___ Dataset entries ___

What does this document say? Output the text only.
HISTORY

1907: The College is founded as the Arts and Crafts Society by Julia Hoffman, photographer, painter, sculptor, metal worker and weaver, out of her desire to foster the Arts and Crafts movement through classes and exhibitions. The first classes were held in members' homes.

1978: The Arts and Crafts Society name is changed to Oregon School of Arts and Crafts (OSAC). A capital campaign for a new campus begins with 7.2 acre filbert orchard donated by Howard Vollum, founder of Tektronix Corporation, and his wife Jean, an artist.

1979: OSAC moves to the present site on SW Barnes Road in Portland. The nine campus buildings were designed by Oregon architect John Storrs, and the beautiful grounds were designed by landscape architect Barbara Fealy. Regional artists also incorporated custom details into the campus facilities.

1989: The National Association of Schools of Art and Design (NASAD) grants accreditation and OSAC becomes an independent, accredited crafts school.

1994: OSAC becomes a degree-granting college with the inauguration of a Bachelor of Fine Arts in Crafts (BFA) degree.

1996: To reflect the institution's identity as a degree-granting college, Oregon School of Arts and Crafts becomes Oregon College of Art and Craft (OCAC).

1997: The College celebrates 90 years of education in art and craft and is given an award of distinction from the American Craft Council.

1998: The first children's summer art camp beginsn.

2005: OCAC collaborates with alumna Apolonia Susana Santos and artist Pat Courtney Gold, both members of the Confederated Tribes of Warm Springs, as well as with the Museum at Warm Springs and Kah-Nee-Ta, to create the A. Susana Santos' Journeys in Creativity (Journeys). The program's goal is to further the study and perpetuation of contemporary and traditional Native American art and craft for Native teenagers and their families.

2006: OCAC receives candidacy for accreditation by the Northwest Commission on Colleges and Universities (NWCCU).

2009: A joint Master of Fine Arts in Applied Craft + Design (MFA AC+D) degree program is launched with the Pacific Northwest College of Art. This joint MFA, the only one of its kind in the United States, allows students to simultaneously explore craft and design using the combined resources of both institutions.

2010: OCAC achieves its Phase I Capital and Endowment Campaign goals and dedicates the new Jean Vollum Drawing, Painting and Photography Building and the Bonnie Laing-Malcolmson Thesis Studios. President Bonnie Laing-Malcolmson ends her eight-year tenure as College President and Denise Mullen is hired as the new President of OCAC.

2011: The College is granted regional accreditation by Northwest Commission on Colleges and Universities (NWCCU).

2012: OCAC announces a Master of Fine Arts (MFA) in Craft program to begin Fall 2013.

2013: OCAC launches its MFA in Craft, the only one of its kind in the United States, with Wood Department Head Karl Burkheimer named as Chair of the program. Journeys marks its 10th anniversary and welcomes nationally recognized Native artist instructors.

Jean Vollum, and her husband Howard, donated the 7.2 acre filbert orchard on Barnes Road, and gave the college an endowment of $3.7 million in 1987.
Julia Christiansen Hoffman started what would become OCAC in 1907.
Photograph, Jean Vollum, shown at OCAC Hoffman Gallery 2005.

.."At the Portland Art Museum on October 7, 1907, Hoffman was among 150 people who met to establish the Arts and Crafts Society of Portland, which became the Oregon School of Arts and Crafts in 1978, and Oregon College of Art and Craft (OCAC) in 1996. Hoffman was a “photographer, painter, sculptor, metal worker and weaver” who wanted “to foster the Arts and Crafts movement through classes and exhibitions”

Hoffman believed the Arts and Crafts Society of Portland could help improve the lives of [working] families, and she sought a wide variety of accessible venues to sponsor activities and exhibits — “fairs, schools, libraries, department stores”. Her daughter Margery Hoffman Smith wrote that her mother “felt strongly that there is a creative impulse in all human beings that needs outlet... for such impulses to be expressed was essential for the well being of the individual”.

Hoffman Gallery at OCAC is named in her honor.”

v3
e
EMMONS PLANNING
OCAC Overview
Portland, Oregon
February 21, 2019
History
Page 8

___

Select from the material above each line in which the string "Vollum" appears, and list those lines.

1978: The Arts and Crafts Society name is changed to Oregon School of Arts and Crafts (OSAC). A capital campaign for a new campus begins with 7.2 acre filbert orchard donated by Howard Vollum, founder of Tektronix Corporation, and his wife Jean, an artist.
2010: OCAC achieves its Phase I Capital and Endowment Campaign goals and dedicates the new Jean Vollum Drawing, Painting and Photography Building and the Bonnie Laing-Malcolmson Thesis Studios. President Bonnie Laing-Malcolmson ends her eight-year tenure as College President and Denise Mullen is hired as the new President of OCAC.
Jean Vollum, and her husband Howard, donated the 7.2 acre filbert orchard on Barnes Road, and gave the college an endowment of $3.7 million in 1987.
Photograph, Jean Vollum, shown at OCAC Hoffman Gallery 2005.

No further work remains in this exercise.